> [Exercise]:
From the listing below, extract each line containing the string "документ".

==*==

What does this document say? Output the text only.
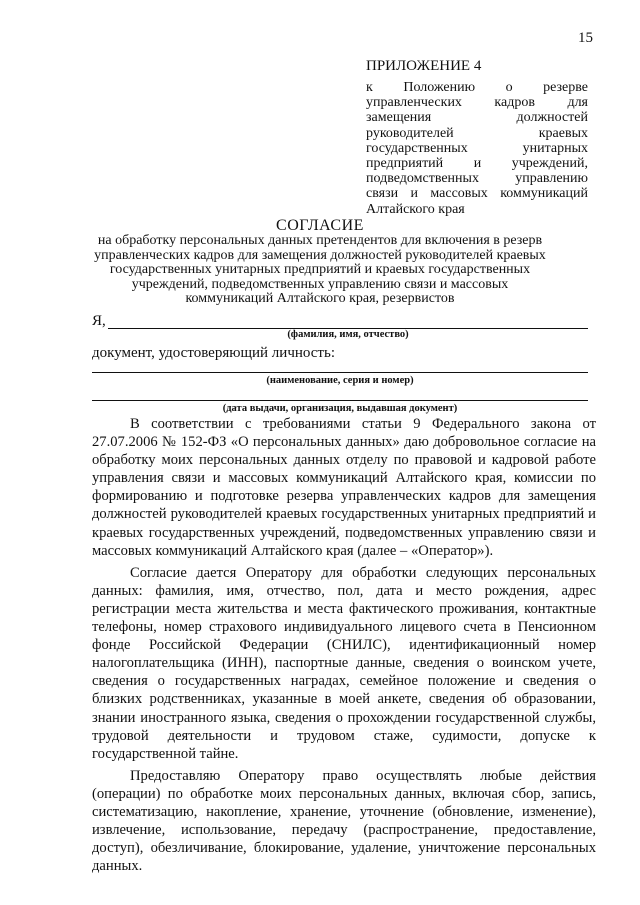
15
ПРИЛОЖЕНИЕ 4
к Положению о резерве управленческих кадров для замещения должностей руководителей краевых государственных унитарных предприятий и учреждений, подведомственных управлению связи и массовых коммуникаций Алтайского края
СОГЛАСИЕ
на обработку персональных данных претендентов для включения в резерв управленческих кадров для замещения должностей руководителей краевых государственных унитарных предприятий и краевых государственных учреждений, подведомственных управлению связи и массовых коммуникаций Алтайского края, резервистов
Я,
(фамилия, имя, отчество)
документ, удостоверяющий личность:
(наименование, серия и номер)
(дата выдачи, организация, выдавшая документ)

В соответствии с требованиями статьи 9 Федерального закона от 27.07.2006 № 152-ФЗ «О персональных данных» даю добровольное согласие на обработку моих персональных данных отделу по правовой и кадровой работе управления связи и массовых коммуникаций Алтайского края, комиссии по формированию и подготовке резерва управленческих кадров для замещения должностей руководителей краевых государственных унитарных предприятий и краевых государственных учреждений, подведомственных управлению связи и массовых коммуникаций Алтайского края (далее – «Оператор»).

Согласие дается Оператору для обработки следующих персональных данных: фамилия, имя, отчество, пол, дата и место рождения, адрес регистрации места жительства и места фактического проживания, контактные телефоны, номер страхового индивидуального лицевого счета в Пенсионном фонде Российской Федерации (СНИЛС), идентификационный номер налогоплательщика (ИНН), паспортные данные, сведения о воинском учете, сведения о государственных наградах, семейное положение и сведения о близких родственниках, указанные в моей анкете, сведения об образовании, знании иностранного языка, сведения о прохождении государственной службы, трудовой деятельности и трудовом стаже, судимости, допуске к государственной тайне.

Предоставляю Оператору право осуществлять любые действия (операции) по обработке моих персональных данных, включая сбор, запись, систематизацию, накопление, хранение, уточнение (обновление, изменение), извлечение, использование, передачу (распространение, предоставление, доступ), обезличивание, блокирование, удаление, уничтожение персональных данных.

==*==

> [Correct output]:
документ, удостоверяющий личность:
(дата выдачи, организация, выдавшая документ)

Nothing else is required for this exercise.